(Exercise): From the listing below, pull out the lines that hold "houses".

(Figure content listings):
____________________
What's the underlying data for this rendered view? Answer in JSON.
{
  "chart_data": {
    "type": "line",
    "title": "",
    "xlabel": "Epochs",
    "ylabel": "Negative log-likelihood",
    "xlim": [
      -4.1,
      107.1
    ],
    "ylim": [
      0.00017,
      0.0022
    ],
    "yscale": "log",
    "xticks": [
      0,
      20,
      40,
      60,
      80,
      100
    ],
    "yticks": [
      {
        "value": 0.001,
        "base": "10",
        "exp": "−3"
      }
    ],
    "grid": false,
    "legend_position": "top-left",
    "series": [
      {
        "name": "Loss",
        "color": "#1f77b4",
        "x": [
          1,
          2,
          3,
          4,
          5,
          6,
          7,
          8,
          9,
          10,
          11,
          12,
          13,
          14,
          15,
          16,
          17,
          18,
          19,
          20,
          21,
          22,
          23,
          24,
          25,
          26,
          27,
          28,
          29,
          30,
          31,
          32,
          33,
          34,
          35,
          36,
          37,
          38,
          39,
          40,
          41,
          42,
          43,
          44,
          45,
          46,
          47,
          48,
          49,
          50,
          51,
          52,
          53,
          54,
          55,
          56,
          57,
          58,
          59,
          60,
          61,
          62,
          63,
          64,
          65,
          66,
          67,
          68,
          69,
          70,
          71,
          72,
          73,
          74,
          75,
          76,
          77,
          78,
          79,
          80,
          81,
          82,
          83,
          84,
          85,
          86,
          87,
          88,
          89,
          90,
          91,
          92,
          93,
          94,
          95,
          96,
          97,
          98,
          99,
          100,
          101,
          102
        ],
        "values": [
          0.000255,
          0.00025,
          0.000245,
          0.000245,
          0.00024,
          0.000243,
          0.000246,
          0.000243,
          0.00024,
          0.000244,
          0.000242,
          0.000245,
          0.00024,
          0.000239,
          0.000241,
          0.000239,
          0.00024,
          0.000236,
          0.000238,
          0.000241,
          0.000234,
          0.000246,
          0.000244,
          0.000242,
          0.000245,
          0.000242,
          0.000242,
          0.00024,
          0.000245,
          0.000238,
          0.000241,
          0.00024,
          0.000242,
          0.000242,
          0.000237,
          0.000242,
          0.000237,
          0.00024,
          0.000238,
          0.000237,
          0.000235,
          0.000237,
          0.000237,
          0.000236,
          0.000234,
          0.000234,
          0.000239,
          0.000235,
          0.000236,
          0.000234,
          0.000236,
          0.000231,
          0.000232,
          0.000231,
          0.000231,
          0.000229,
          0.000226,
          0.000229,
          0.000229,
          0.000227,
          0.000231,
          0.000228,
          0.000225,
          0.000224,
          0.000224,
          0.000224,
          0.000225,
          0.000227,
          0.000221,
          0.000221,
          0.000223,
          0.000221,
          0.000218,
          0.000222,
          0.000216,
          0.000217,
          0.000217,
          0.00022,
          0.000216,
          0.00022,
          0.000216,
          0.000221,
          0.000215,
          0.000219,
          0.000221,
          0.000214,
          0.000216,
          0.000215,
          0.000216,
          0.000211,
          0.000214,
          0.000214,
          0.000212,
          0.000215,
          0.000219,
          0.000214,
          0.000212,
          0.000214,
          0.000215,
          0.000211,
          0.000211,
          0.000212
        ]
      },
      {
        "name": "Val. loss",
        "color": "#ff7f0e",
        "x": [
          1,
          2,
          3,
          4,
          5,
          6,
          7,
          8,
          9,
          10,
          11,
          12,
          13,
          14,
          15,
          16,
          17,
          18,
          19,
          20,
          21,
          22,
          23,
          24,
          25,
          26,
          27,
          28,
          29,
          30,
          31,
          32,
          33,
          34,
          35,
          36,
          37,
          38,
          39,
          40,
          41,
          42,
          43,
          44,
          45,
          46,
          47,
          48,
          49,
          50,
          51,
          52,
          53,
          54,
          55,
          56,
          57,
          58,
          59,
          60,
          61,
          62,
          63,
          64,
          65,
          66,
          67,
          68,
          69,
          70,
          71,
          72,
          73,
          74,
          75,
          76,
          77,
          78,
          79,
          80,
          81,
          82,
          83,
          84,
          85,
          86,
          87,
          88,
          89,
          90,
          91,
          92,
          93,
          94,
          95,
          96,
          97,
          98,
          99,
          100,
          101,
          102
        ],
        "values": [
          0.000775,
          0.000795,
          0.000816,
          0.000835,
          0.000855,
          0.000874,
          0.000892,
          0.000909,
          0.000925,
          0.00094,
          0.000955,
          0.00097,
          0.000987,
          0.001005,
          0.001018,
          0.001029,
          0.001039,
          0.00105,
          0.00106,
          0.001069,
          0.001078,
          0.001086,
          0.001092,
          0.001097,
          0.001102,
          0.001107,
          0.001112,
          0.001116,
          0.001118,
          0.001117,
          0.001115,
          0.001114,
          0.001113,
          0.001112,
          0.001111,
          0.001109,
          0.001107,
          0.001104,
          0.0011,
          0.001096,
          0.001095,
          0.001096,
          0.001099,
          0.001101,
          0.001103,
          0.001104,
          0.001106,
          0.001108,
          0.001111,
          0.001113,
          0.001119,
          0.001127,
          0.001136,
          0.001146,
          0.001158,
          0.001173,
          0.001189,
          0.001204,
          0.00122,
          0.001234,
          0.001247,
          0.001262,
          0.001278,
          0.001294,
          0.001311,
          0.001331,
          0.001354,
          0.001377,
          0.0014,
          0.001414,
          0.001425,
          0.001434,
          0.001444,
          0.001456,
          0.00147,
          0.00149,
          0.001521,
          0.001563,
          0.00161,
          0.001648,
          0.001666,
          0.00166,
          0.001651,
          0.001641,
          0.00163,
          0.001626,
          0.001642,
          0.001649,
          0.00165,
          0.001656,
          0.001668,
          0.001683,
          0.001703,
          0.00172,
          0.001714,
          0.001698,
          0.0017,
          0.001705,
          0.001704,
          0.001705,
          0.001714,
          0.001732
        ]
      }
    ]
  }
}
____________________
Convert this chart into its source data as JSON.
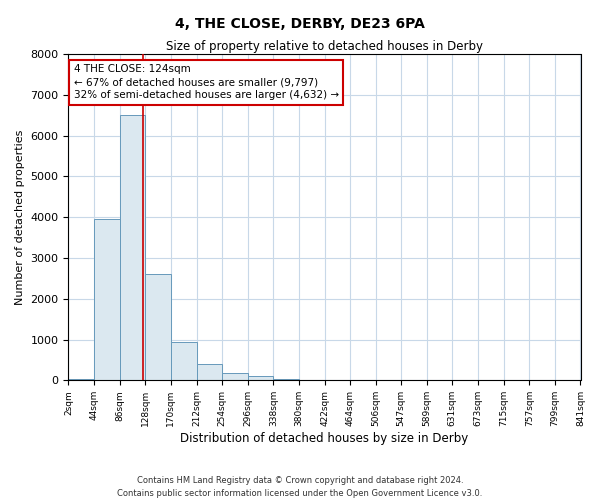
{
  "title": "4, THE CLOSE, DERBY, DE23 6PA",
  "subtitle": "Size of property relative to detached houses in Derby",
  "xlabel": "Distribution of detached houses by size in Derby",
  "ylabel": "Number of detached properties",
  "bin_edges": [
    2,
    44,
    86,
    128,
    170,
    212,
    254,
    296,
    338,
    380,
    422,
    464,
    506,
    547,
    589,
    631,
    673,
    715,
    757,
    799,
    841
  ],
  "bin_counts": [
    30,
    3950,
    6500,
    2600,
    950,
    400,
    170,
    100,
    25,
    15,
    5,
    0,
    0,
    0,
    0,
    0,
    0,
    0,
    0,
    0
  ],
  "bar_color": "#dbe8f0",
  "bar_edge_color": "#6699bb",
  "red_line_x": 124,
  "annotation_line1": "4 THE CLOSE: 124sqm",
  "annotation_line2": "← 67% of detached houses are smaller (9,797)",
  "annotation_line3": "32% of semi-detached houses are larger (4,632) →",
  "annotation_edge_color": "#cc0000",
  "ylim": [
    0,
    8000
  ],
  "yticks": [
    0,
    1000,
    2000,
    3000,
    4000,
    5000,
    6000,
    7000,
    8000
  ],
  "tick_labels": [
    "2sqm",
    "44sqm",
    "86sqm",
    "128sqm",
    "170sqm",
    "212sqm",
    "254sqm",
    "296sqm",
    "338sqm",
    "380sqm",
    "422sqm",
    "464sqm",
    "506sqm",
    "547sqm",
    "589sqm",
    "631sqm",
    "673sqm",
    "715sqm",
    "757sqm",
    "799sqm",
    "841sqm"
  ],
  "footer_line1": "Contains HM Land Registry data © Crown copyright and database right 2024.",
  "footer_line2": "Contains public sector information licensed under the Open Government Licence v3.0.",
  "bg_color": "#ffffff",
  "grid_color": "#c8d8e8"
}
____________________
(Result for this task):
  "subtitle": "Size of property relative to detached houses in Derby",
  "xlabel": "Distribution of detached houses by size in Derby",
  "annotation_line2": "← 67% of detached houses are smaller (9,797)",
  "annotation_line3": "32% of semi-detached houses are larger (4,632) →",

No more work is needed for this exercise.